EXERCISE BRIEF — Render the records from their first line through the line containing "option-chip[interactable]: Option A" as a Markdown table with the columns Row and Line, omitting any blank lines.

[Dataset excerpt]
— START —

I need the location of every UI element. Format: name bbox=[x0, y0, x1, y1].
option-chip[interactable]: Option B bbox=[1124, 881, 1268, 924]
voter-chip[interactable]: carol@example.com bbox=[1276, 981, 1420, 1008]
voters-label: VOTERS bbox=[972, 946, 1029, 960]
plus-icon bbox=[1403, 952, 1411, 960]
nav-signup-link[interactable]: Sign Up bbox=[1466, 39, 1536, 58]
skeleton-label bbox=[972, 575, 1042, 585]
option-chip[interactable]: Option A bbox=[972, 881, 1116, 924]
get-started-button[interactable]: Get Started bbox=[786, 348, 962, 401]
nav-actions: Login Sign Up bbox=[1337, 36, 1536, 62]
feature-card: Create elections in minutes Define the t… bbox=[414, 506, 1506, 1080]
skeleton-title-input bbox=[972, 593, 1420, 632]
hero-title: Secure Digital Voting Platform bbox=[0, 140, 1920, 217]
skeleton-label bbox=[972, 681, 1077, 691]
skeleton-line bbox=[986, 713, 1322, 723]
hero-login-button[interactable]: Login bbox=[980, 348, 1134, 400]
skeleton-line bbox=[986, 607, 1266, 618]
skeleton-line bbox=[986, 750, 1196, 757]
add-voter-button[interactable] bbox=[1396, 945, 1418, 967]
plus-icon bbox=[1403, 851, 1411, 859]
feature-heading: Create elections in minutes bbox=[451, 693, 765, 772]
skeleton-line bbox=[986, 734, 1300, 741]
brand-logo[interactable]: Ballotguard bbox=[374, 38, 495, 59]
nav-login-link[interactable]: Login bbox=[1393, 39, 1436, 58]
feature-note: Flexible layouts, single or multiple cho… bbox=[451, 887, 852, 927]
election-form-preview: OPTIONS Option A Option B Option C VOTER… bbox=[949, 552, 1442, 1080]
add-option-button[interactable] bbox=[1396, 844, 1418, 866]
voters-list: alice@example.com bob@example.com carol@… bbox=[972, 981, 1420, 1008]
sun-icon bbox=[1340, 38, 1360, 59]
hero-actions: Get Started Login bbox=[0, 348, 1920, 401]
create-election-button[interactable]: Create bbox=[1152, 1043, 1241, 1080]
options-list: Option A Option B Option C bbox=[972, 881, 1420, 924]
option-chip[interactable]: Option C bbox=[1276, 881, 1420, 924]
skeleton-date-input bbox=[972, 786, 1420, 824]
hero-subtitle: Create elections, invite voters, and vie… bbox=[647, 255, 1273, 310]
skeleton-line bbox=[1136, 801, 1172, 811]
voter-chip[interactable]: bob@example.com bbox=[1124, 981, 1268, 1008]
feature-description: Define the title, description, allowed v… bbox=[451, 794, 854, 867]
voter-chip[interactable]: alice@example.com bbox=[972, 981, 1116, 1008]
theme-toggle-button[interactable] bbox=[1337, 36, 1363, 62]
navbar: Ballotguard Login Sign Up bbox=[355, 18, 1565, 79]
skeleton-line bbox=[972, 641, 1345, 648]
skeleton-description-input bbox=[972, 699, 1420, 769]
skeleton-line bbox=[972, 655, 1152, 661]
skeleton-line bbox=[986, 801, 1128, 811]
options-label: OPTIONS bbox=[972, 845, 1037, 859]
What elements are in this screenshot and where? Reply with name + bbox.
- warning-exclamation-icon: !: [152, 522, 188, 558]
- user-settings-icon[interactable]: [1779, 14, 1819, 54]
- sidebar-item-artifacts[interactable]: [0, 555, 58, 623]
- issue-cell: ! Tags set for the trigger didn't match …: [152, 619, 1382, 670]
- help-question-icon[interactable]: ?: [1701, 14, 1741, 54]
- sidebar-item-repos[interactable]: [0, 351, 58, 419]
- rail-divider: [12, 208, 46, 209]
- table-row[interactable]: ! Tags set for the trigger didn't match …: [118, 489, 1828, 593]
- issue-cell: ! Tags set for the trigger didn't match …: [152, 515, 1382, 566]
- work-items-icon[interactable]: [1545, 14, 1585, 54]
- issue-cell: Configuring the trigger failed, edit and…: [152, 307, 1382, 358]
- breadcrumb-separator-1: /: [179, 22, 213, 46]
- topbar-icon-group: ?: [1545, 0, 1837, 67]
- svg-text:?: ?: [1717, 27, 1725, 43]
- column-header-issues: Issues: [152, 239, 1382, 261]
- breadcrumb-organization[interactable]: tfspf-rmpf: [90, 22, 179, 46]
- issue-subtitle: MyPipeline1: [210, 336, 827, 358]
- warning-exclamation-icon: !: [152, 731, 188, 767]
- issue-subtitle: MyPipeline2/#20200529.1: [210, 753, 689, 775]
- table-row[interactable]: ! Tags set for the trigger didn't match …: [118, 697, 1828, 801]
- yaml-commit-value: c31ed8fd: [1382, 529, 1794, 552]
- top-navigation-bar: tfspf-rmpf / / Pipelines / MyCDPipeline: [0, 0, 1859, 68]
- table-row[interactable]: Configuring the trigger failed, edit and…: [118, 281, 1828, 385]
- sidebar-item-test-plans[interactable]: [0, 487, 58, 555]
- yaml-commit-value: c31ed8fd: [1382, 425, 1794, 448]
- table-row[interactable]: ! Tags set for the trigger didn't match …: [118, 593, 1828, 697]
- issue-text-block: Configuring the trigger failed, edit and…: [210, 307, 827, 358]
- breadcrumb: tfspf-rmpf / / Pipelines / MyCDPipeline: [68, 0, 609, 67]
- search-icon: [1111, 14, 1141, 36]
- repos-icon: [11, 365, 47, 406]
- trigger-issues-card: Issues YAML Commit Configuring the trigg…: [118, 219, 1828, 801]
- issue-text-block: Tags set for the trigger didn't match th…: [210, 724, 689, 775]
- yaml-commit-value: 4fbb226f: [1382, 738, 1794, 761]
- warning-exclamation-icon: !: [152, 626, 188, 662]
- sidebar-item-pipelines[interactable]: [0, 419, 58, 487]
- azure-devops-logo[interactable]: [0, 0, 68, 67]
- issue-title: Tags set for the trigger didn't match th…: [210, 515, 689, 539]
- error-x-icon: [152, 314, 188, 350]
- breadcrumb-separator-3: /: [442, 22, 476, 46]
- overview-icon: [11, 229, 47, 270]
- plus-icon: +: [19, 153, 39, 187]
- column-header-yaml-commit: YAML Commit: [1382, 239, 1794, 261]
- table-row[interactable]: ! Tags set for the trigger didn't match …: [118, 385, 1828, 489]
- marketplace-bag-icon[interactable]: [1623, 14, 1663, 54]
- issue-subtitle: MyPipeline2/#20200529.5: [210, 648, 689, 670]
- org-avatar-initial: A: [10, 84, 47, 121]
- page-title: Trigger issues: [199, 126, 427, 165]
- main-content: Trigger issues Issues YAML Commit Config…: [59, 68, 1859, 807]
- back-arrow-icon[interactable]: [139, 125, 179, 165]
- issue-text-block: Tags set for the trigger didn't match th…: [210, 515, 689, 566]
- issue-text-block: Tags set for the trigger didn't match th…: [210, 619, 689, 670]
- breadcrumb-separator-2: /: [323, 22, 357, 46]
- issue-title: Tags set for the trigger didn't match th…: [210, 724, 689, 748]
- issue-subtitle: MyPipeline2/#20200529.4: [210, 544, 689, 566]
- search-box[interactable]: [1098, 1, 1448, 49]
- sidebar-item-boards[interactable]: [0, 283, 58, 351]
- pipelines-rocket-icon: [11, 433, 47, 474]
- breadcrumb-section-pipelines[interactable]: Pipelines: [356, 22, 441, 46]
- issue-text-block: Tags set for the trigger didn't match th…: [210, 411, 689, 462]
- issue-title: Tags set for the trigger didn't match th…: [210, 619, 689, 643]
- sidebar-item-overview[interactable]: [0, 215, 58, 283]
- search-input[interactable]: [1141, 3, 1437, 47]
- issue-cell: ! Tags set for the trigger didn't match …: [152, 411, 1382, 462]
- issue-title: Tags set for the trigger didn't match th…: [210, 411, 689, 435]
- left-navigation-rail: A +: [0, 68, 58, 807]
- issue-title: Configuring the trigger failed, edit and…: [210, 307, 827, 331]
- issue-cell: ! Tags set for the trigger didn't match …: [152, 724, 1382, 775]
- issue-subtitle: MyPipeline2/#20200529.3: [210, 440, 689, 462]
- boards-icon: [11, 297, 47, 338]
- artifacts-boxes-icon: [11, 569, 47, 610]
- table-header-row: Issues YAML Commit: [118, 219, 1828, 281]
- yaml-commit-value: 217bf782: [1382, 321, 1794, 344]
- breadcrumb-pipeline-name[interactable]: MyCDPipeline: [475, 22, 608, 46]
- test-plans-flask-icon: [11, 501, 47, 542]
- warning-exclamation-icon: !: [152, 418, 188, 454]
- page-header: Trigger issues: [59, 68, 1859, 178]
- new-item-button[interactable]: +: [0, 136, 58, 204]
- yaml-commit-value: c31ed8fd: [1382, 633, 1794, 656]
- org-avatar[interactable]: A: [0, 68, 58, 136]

— END —

FULL SOLUTION —
| Row | Line |
|---|---|
| 1 | I need the location of every UI element. Format: name bbox=[x0, y0, x1, y1]. |
| 2 | option-chip[interactable]: Option B bbox=[1124, 881, 1268, 924] |
| 3 | voter-chip[interactable]: carol@example.com bbox=[1276, 981, 1420, 1008] |
| 4 | voters-label: VOTERS bbox=[972, 946, 1029, 960] |
| 5 | plus-icon bbox=[1403, 952, 1411, 960] |
| 6 | nav-signup-link[interactable]: Sign Up bbox=[1466, 39, 1536, 58] |
| 7 | skeleton-label bbox=[972, 575, 1042, 585] |
| 8 | option-chip[interactable]: Option A bbox=[972, 881, 1116, 924] |